## WORK TO COMPLETE
Copy out all the entries exactly.

***** DATA TO USE

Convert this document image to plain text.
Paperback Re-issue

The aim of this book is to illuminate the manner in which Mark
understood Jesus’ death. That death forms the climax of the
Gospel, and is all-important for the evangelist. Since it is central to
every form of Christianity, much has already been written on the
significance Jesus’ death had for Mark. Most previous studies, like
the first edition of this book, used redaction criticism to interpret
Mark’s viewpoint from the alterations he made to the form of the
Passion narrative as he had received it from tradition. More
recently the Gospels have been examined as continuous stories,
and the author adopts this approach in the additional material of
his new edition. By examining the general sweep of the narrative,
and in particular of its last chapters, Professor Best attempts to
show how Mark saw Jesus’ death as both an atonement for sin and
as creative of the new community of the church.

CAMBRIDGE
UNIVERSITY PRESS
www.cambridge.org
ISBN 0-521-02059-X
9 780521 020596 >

**********

## SOLUTION TO THIS TASK
Convert this document image to plain text.
Paperback Re-issue

The aim of this book is to illuminate the manner in which Mark
understood Jesus’ death. That death forms the climax of the
Gospel, and is all-important for the evangelist. Since it is central to
every form of Christianity, much has already been written on the
significance Jesus’ death had for Mark. Most previous studies, like
the first edition of this book, used redaction criticism to interpret
Mark’s viewpoint from the alterations he made to the form of the
Passion narrative as he had received it from tradition. More
recently the Gospels have been examined as continuous stories,
and the author adopts this approach in the additional material of
his new edition. By examining the general sweep of the narrative,
and in particular of its last chapters, Professor Best attempts to
show how Mark saw Jesus’ death as both an atonement for sin and
as creative of the new community of the church.

CAMBRIDGE
UNIVERSITY PRESS
www.cambridge.org
ISBN 0-521-02059-X
9 780521 020596 >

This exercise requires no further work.